- _DIRECTIONS_
Quote every line of the material beneath this one.

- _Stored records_
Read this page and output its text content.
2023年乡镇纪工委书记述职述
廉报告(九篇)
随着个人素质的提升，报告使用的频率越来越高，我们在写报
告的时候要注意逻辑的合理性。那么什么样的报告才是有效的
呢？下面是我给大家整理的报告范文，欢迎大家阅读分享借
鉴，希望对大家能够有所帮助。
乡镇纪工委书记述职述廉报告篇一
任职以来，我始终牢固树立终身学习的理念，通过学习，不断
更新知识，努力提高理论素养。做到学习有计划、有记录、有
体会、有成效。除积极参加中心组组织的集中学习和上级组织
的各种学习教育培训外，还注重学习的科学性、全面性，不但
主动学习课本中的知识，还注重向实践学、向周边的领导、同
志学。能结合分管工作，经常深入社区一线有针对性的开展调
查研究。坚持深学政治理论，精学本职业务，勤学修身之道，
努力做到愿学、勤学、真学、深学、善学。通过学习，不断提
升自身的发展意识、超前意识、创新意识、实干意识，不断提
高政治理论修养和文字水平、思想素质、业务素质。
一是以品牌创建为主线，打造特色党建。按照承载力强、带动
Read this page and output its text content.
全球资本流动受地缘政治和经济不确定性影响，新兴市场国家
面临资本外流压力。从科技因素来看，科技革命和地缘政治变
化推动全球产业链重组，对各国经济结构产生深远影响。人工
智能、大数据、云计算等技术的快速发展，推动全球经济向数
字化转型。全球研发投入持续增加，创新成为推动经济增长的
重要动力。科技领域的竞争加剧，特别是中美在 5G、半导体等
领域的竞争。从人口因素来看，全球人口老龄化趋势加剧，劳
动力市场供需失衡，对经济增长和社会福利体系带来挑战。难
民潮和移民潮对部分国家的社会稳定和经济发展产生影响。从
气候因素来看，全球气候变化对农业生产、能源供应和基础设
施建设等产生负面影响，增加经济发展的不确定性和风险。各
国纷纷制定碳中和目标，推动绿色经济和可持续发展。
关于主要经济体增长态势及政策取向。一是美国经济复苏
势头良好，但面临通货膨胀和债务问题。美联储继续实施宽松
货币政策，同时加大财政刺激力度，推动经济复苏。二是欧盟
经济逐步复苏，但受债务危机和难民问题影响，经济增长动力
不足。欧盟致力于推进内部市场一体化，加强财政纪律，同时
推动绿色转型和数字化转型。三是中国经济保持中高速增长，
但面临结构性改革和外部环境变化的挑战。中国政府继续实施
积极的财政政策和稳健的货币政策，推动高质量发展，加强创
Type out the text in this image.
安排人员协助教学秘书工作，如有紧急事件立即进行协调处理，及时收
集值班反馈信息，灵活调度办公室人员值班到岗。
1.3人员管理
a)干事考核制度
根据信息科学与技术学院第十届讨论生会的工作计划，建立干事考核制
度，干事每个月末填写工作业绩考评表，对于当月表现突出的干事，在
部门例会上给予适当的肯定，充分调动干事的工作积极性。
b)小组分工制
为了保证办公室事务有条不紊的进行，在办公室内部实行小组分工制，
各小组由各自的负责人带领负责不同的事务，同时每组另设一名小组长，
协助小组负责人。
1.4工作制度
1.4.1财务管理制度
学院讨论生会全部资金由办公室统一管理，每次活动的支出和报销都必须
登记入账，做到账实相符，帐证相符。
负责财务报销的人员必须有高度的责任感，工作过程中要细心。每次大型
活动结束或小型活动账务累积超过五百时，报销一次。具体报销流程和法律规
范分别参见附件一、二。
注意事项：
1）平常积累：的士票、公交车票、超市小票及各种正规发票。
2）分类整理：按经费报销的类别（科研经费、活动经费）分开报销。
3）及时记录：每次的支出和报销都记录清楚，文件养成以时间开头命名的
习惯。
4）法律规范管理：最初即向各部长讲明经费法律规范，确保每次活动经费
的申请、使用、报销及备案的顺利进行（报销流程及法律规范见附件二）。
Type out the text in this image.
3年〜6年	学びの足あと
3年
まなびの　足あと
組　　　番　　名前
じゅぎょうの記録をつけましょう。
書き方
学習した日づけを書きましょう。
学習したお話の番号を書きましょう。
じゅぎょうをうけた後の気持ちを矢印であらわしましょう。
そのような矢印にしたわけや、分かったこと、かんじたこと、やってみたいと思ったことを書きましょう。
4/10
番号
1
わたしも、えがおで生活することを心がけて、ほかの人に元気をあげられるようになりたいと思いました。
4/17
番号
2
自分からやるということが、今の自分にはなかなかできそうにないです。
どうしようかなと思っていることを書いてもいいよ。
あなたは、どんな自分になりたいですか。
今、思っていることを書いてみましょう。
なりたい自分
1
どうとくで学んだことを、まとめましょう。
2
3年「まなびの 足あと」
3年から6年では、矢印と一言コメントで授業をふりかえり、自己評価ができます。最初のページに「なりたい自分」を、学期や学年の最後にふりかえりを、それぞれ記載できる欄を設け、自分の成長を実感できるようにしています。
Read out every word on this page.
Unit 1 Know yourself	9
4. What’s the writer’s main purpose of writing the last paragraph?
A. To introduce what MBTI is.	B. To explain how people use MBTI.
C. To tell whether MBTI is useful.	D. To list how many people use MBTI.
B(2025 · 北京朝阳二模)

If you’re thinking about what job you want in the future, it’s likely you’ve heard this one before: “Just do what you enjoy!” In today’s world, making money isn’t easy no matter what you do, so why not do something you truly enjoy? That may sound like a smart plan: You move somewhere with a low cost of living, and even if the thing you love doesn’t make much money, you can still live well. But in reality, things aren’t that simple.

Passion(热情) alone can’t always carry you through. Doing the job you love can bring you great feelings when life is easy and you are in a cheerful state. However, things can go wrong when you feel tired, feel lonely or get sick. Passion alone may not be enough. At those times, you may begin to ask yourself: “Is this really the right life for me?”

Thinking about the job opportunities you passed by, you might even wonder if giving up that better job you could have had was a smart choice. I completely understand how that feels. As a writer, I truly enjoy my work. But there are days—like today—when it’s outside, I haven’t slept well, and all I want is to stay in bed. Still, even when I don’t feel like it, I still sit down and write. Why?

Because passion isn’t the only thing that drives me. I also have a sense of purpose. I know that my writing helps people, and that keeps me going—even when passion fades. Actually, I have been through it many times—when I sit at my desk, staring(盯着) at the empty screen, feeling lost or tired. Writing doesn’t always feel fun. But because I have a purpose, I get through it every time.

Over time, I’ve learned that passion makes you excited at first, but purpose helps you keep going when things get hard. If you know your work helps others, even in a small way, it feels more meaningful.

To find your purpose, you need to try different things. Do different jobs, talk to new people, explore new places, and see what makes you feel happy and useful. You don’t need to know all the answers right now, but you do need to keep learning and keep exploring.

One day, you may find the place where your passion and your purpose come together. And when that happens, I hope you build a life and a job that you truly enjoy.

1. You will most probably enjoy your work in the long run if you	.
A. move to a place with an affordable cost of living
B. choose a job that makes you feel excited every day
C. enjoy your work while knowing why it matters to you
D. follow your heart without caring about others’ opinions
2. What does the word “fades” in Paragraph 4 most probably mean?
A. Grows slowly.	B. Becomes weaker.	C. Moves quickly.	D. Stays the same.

- _THE SOLUTION_
Read this page and output its text content.
2023年乡镇纪工委书记述职述
廉报告(九篇)
随着个人素质的提升，报告使用的频率越来越高，我们在写报
告的时候要注意逻辑的合理性。那么什么样的报告才是有效的
呢？下面是我给大家整理的报告范文，欢迎大家阅读分享借
鉴，希望对大家能够有所帮助。
乡镇纪工委书记述职述廉报告篇一
任职以来，我始终牢固树立终身学习的理念，通过学习，不断
更新知识，努力提高理论素养。做到学习有计划、有记录、有
体会、有成效。除积极参加中心组组织的集中学习和上级组织
的各种学习教育培训外，还注重学习的科学性、全面性，不但
主动学习课本中的知识，还注重向实践学、向周边的领导、同
志学。能结合分管工作，经常深入社区一线有针对性的开展调
查研究。坚持深学政治理论，精学本职业务，勤学修身之道，
努力做到愿学、勤学、真学、深学、善学。通过学习，不断提
升自身的发展意识、超前意识、创新意识、实干意识，不断提
高政治理论修养和文字水平、思想素质、业务素质。
一是以品牌创建为主线，打造特色党建。按照承载力强、带动
Read this page and output its text content.
全球资本流动受地缘政治和经济不确定性影响，新兴市场国家
面临资本外流压力。从科技因素来看，科技革命和地缘政治变
化推动全球产业链重组，对各国经济结构产生深远影响。人工
智能、大数据、云计算等技术的快速发展，推动全球经济向数
字化转型。全球研发投入持续增加，创新成为推动经济增长的
重要动力。科技领域的竞争加剧，特别是中美在 5G、半导体等
领域的竞争。从人口因素来看，全球人口老龄化趋势加剧，劳
动力市场供需失衡，对经济增长和社会福利体系带来挑战。难
民潮和移民潮对部分国家的社会稳定和经济发展产生影响。从
气候因素来看，全球气候变化对农业生产、能源供应和基础设
施建设等产生负面影响，增加经济发展的不确定性和风险。各
国纷纷制定碳中和目标，推动绿色经济和可持续发展。
关于主要经济体增长态势及政策取向。一是美国经济复苏
势头良好，但面临通货膨胀和债务问题。美联储继续实施宽松
货币政策，同时加大财政刺激力度，推动经济复苏。二是欧盟
经济逐步复苏，但受债务危机和难民问题影响，经济增长动力
不足。欧盟致力于推进内部市场一体化，加强财政纪律，同时
推动绿色转型和数字化转型。三是中国经济保持中高速增长，
但面临结构性改革和外部环境变化的挑战。中国政府继续实施
积极的财政政策和稳健的货币政策，推动高质量发展，加强创
Type out the text in this image.
安排人员协助教学秘书工作，如有紧急事件立即进行协调处理，及时收
集值班反馈信息，灵活调度办公室人员值班到岗。
1.3人员管理
a)干事考核制度
根据信息科学与技术学院第十届讨论生会的工作计划，建立干事考核制
度，干事每个月末填写工作业绩考评表，对于当月表现突出的干事，在
部门例会上给予适当的肯定，充分调动干事的工作积极性。
b)小组分工制
为了保证办公室事务有条不紊的进行，在办公室内部实行小组分工制，
各小组由各自的负责人带领负责不同的事务，同时每组另设一名小组长，
协助小组负责人。
1.4工作制度
1.4.1财务管理制度
学院讨论生会全部资金由办公室统一管理，每次活动的支出和报销都必须
登记入账，做到账实相符，帐证相符。
负责财务报销的人员必须有高度的责任感，工作过程中要细心。每次大型
活动结束或小型活动账务累积超过五百时，报销一次。具体报销流程和法律规
范分别参见附件一、二。
注意事项：
1）平常积累：的士票、公交车票、超市小票及各种正规发票。
2）分类整理：按经费报销的类别（科研经费、活动经费）分开报销。
3）及时记录：每次的支出和报销都记录清楚，文件养成以时间开头命名的
习惯。
4）法律规范管理：最初即向各部长讲明经费法律规范，确保每次活动经费
的申请、使用、报销及备案的顺利进行（报销流程及法律规范见附件二）。
Type out the text in this image.
3年〜6年	学びの足あと
3年
まなびの　足あと
組　　　番　　名前
じゅぎょうの記録をつけましょう。
書き方
学習した日づけを書きましょう。
学習したお話の番号を書きましょう。
じゅぎょうをうけた後の気持ちを矢印であらわしましょう。
そのような矢印にしたわけや、分かったこと、かんじたこと、やってみたいと思ったことを書きましょう。
4/10
番号
1
わたしも、えがおで生活することを心がけて、ほかの人に元気をあげられるようになりたいと思いました。
4/17
番号
2
自分からやるということが、今の自分にはなかなかできそうにないです。
どうしようかなと思っていることを書いてもいいよ。
あなたは、どんな自分になりたいですか。
今、思っていることを書いてみましょう。
なりたい自分
1
どうとくで学んだことを、まとめましょう。
2
3年「まなびの 足あと」
3年から6年では、矢印と一言コメントで授業をふりかえり、自己評価ができます。最初のページに「なりたい自分」を、学期や学年の最後にふりかえりを、それぞれ記載できる欄を設け、自分の成長を実感できるようにしています。
Read out every word on this page.
Unit 1 Know yourself	9
4. What’s the writer’s main purpose of writing the last paragraph?
A. To introduce what MBTI is.	B. To explain how people use MBTI.
C. To tell whether MBTI is useful.	D. To list how many people use MBTI.
B(2025 · 北京朝阳二模)

If you’re thinking about what job you want in the future, it’s likely you’ve heard this one before: “Just do what you enjoy!” In today’s world, making money isn’t easy no matter what you do, so why not do something you truly enjoy? That may sound like a smart plan: You move somewhere with a low cost of living, and even if the thing you love doesn’t make much money, you can still live well. But in reality, things aren’t that simple.

Passion(热情) alone can’t always carry you through. Doing the job you love can bring you great feelings when life is easy and you are in a cheerful state. However, things can go wrong when you feel tired, feel lonely or get sick. Passion alone may not be enough. At those times, you may begin to ask yourself: “Is this really the right life for me?”

Thinking about the job opportunities you passed by, you might even wonder if giving up that better job you could have had was a smart choice. I completely understand how that feels. As a writer, I truly enjoy my work. But there are days—like today—when it’s outside, I haven’t slept well, and all I want is to stay in bed. Still, even when I don’t feel like it, I still sit down and write. Why?

Because passion isn’t the only thing that drives me. I also have a sense of purpose. I know that my writing helps people, and that keeps me going—even when passion fades. Actually, I have been through it many times—when I sit at my desk, staring(盯着) at the empty screen, feeling lost or tired. Writing doesn’t always feel fun. But because I have a purpose, I get through it every time.

Over time, I’ve learned that passion makes you excited at first, but purpose helps you keep going when things get hard. If you know your work helps others, even in a small way, it feels more meaningful.

To find your purpose, you need to try different things. Do different jobs, talk to new people, explore new places, and see what makes you feel happy and useful. You don’t need to know all the answers right now, but you do need to keep learning and keep exploring.

One day, you may find the place where your passion and your purpose come together. And when that happens, I hope you build a life and a job that you truly enjoy.

1. You will most probably enjoy your work in the long run if you	.
A. move to a place with an affordable cost of living
B. choose a job that makes you feel excited every day
C. enjoy your work while knowing why it matters to you
D. follow your heart without caring about others’ opinions
2. What does the word “fades” in Paragraph 4 most probably mean?
A. Grows slowly.	B. Becomes weaker.	C. Moves quickly.	D. Stays the same.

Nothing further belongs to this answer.